Problem: Check each line below for the word "xavfsizlik" and give the number of lines that have it, nothing more.

[Stored items]
┏━━

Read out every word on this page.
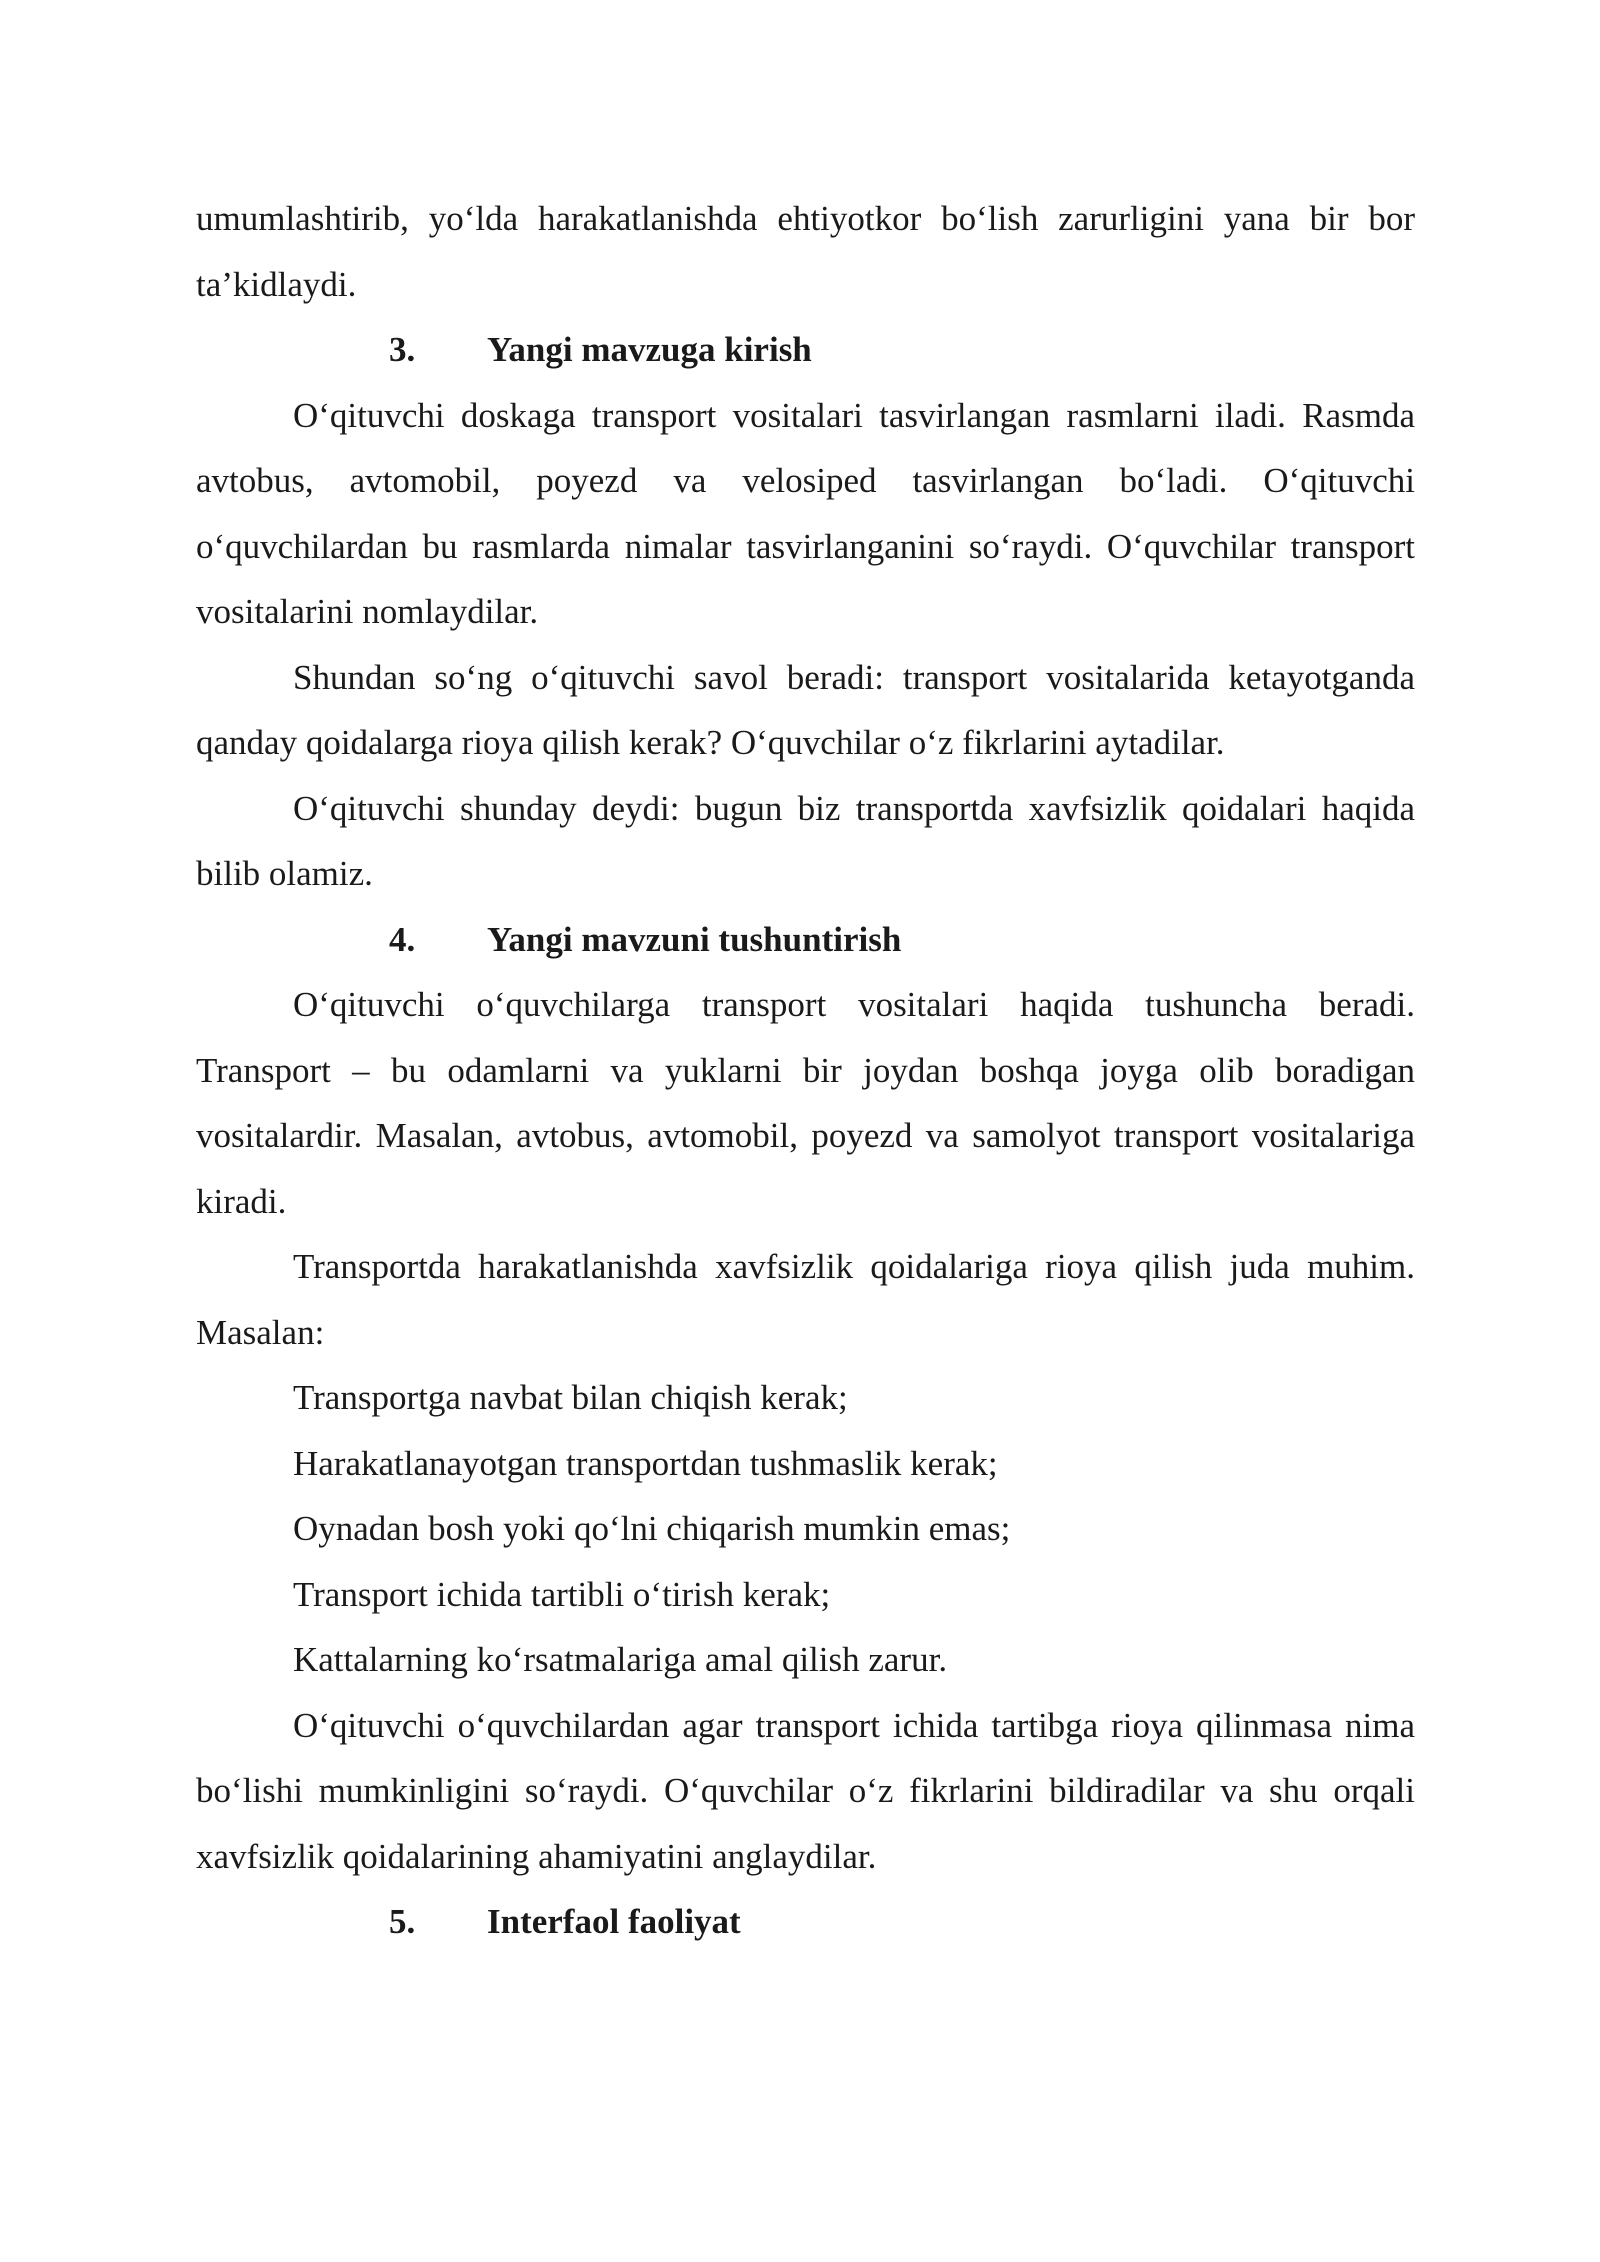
umumlashtirib, yo‘lda harakatlanishda ehtiyotkor bo‘lish zarurligini yana bir bor ta’kidlaydi.

3.	Yangi mavzuga kirish

O‘qituvchi doskaga transport vositalari tasvirlangan rasmlarni iladi. Rasmda avtobus, avtomobil, poyezd va velosiped tasvirlangan bo‘ladi. O‘qituvchi o‘quvchilardan bu rasmlarda nimalar tasvirlanganini so‘raydi. O‘quvchilar transport vositalarini nomlaydilar.

Shundan so‘ng o‘qituvchi savol beradi: transport vositalarida ketayotganda qanday qoidalarga rioya qilish kerak? O‘quvchilar o‘z fikrlarini aytadilar.

O‘qituvchi shunday deydi: bugun biz transportda xavfsizlik qoidalari haqida bilib olamiz.

4.	Yangi mavzuni tushuntirish

O‘qituvchi o‘quvchilarga transport vositalari haqida tushuncha beradi. Transport – bu odamlarni va yuklarni bir joydan boshqa joyga olib boradigan vositalardir. Masalan, avtobus, avtomobil, poyezd va samolyot transport vositalariga kiradi.

Transportda harakatlanishda xavfsizlik qoidalariga rioya qilish juda muhim. Masalan:

Transportga navbat bilan chiqish kerak;

Harakatlanayotgan transportdan tushmaslik kerak;

Oynadan bosh yoki qo‘lni chiqarish mumkin emas;

Transport ichida tartibli o‘tirish kerak;

Kattalarning ko‘rsatmalariga amal qilish zarur.

O‘qituvchi o‘quvchilardan agar transport ichida tartibga rioya qilinmasa nima bo‘lishi mumkinligini so‘raydi. O‘quvchilar o‘z fikrlarini bildiradilar va shu orqali xavfsizlik qoidalarining ahamiyatini anglaydilar.

5.	Interfaol faoliyat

┗━━

Exercise result: 3